> _Fragmento seleccionado_:
Pero la teoría de los entendidos a veces tropieza con la tozudez de la realidad, y ni la escola ha conseguido poner en pie a los 80.000 asistentes al Sambódromo, ni su desfile ha sido impecable: la escultura de un carro alegórico se ha roto al impactar con la torre reservada a las televisiones y en la parte final del desfile la escola se ha visto obligada a acelerar más de la cuenta el paso so pena de ser sancionada por violar una de las reglas de oro de la avenida. Quien sobrapasa el límite temporal de 82 minutos en su actuación pierde puntos.


Fundamentalmente hay dos formas para desfilar en Mangueira: o se es vecino de la favela que da nombre a la escola, cuna de la samba más canalla y suburbana de Río, mentidero de poetas y bohemios de la música, otrora inexpugnable fortín de narcotraficantes y almas descarriadas, o desembolsar una suerte de canon que da derecho a disfraz y a degustar la gloria de recorrer durante más de una hora la mítica avenida de la samba, propulsado por la inercia de una vorágine de miles de personas y la cadencia a veces épica una batería formada por más de 300 percusionistas. Esta segunda opción suele estar reservadas a los forasteros y los habitantes de los barrios más pudientes de Rio.

Jessica, Julien y Benjamin son tres franceses de Marsella que este año desfilan en esta escola invitados por un conocido reality show de su país. A su lado, un compatriota, que responde al nombre de Marc, también viste plumaje y bisutería con los colores verde y rosa, que son los históricos de esta agrupación, y ha pagado 1.000 reales (unos 425 dólares) por el disfraz y la plaza en el desfile. La escola que ha precedido a Mangueira se llama São Clemente y algunas de sus alas (secciones) cobran 700 reales (300 dólares) para desfilar. Otra agrupación de la aristocracia carnavalesca se llama Salgueiro y este año le ha cobrado 800 reales (340 dólares) a Mauricio Tejeda, natural de Ciudad de México, para entregarle un disfraz y hacerle un hueco en sus hacinadas filas.

Mientras todas esta escolas gastan auténticas millonadas para desfilar cada año; mientras en las gradas del Sambódromo el público experimenta una suerte de trance colectivo, propiciado por el alcohol, el rugido de los tambores y el espectáculo visual único, en la zona de dispersión, el lugar por donde los miles de componentes abandonan el recinto, sucede anualmente un hecho tan insólito como inexplicable. En el portón de salida del sambódromo no suelen estar las cámaras de televisión para registrar una de las facetas más decadentes de un espectáculo que se afana en proyectar una imagen de poderío material y humano. Una demostración ante el resto del mundo de que en Brasil todo se hace a lo grande.

Registros de recuadros de elementos

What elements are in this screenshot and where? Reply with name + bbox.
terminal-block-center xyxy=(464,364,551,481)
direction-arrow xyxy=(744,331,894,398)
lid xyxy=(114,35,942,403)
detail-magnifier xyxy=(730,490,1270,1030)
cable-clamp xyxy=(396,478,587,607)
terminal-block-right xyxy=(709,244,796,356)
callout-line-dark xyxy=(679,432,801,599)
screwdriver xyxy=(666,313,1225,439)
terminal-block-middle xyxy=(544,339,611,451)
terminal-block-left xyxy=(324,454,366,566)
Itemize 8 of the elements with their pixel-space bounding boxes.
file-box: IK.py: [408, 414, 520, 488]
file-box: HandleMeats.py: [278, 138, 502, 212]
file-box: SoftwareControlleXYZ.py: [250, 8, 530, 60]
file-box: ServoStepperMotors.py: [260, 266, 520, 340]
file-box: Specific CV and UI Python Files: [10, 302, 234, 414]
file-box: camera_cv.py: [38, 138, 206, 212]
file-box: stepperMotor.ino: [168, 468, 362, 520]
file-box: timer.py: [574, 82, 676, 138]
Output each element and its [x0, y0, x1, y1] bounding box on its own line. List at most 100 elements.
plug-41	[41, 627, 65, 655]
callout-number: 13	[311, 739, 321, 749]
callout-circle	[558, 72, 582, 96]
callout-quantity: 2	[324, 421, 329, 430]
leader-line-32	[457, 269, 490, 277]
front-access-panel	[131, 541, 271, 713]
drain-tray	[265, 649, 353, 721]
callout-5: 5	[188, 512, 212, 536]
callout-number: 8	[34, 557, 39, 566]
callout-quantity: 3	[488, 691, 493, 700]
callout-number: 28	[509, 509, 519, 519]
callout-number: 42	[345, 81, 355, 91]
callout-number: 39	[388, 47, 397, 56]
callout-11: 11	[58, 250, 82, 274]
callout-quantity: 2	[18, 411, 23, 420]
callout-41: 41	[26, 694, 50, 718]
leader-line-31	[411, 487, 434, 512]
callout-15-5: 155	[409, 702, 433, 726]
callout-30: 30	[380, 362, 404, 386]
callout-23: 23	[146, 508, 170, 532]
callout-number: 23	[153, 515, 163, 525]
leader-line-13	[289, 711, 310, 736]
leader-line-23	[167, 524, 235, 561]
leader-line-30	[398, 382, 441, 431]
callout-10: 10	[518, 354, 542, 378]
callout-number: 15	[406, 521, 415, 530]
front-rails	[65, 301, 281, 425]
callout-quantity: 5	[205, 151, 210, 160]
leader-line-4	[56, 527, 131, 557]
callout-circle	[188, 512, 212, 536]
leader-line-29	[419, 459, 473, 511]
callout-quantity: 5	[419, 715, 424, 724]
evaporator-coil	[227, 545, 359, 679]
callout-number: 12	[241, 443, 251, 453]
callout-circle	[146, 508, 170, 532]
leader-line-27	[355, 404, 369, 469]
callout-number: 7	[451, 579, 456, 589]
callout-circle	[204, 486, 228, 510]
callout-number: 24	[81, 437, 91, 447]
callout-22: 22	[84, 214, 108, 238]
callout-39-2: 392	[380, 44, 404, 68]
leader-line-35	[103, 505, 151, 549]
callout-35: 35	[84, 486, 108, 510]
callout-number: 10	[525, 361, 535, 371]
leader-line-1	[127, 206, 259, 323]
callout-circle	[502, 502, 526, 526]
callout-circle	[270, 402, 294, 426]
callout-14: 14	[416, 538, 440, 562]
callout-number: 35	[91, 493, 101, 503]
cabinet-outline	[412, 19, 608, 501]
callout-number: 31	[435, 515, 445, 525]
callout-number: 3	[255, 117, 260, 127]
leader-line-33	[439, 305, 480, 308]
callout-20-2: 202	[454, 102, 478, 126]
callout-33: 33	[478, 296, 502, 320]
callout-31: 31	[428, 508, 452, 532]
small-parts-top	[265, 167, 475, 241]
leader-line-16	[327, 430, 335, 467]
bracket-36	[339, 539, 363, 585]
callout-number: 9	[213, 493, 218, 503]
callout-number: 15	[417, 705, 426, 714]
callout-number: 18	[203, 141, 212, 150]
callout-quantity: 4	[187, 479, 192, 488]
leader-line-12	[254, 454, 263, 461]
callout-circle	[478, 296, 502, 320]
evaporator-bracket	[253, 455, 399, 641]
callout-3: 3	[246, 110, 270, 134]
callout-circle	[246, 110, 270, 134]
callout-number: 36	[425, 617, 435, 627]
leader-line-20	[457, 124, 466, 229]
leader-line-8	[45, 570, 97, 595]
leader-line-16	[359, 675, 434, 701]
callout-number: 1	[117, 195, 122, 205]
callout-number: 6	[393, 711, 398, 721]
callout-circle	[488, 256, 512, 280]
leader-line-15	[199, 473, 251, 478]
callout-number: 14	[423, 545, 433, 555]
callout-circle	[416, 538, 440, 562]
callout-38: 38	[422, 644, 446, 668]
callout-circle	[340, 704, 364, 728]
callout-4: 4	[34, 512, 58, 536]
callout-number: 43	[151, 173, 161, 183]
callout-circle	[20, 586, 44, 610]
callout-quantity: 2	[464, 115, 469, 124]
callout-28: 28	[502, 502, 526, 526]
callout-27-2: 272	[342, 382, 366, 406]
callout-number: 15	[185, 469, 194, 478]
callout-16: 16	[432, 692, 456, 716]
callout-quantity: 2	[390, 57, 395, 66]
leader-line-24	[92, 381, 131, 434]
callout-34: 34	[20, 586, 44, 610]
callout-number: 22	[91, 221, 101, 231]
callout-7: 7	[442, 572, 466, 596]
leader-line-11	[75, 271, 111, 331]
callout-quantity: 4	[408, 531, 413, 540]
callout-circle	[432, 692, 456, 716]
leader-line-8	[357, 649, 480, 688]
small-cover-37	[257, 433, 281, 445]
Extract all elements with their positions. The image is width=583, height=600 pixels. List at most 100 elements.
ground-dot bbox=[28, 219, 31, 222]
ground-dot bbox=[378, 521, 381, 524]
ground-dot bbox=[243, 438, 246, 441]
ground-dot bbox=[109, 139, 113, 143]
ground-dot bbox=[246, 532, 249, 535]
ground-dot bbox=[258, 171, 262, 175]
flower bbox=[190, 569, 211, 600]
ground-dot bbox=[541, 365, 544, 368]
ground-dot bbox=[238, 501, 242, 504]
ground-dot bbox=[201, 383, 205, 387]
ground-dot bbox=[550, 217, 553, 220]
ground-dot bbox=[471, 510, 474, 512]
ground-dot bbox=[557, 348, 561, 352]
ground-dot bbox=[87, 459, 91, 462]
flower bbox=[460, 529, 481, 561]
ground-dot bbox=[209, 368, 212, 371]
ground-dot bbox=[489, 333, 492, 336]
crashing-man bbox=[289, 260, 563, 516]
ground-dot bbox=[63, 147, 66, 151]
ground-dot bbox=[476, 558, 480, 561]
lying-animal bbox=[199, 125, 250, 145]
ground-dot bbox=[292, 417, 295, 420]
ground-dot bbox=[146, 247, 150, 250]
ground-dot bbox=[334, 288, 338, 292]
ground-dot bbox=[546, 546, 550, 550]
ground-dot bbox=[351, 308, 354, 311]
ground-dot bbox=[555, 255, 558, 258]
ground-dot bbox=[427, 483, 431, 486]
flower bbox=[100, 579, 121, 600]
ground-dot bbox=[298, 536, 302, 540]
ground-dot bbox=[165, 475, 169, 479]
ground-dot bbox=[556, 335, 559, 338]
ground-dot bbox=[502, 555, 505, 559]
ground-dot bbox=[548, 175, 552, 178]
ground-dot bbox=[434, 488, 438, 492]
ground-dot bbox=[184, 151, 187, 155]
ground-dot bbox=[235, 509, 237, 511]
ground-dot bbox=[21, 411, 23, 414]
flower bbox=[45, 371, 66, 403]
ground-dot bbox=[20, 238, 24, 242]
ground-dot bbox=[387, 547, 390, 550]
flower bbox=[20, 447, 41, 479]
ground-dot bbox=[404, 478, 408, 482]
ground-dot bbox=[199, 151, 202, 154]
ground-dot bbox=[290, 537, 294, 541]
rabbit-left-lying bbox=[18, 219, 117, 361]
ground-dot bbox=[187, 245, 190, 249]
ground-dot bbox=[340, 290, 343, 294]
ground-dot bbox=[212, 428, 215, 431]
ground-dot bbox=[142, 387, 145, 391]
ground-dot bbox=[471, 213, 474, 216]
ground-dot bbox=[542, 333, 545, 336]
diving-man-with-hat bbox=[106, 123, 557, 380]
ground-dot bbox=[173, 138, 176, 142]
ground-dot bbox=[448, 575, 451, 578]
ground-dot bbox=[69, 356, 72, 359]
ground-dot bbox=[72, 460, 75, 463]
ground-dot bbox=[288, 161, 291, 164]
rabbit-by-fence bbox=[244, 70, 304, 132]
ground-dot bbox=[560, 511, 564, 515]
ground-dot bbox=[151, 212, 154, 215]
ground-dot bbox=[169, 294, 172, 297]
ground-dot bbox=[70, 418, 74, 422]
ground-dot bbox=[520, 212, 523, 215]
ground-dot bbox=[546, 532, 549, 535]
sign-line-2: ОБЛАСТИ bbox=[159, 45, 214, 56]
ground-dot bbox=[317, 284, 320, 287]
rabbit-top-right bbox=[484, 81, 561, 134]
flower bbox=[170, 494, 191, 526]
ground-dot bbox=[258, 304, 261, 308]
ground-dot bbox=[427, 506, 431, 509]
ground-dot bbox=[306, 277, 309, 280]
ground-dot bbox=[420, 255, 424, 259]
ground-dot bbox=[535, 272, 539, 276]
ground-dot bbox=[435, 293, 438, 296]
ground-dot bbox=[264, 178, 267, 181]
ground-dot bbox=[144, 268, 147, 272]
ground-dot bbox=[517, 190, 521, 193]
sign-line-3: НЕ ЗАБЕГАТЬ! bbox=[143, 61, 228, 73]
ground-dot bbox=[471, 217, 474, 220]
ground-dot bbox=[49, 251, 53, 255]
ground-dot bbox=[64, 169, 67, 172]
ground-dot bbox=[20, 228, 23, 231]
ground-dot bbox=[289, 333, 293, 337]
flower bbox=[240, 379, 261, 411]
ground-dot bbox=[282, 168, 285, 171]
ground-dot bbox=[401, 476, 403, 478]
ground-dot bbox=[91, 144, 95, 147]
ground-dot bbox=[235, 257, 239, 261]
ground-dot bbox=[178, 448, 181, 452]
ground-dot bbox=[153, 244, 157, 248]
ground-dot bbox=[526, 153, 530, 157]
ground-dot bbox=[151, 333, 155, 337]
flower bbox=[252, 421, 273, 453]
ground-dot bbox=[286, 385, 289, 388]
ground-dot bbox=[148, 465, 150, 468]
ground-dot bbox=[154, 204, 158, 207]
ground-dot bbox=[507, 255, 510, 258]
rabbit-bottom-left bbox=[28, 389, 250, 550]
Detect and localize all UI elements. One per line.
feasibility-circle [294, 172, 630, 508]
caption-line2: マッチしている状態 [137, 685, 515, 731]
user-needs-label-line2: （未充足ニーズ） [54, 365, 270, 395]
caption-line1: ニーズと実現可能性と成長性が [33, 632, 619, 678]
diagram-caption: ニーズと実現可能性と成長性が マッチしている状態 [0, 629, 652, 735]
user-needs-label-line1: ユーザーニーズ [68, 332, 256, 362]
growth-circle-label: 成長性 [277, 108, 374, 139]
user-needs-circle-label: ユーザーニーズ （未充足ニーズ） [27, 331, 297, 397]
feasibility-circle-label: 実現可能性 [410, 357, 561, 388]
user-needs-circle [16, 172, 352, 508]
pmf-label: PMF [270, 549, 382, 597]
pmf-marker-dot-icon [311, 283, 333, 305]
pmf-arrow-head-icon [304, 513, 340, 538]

> _Objetivo_: Prolonga el fragmento sobre el desfile de Mangueira en el Sambódromo a partir de su última oración.

> _Resultado_:
Exhaustos por la deshidratación y el esfuerzo físico, aun con la adrenalina del desfile a flor de piel, muchos participantes se apresuran a abandonar sus disfraces en plena calle. La mayoría de los que se deshacen de la indumentaria no viven en Río de Janeiro y se niegan a regresar a sus ciudades con una parafernalia carnavalesca que puede superar los 20 kilos de peso. “No puedo meterlo en el avión, así que no me queda otra que dejarlo aquí”, admite un vecino de São Paulo que declina revelar su identidad. ¿Cuánto ha pagado usted por el disfraz?, le interroga el reportero. “Lo suficiente para que haya merecido la pena”, se escabulle.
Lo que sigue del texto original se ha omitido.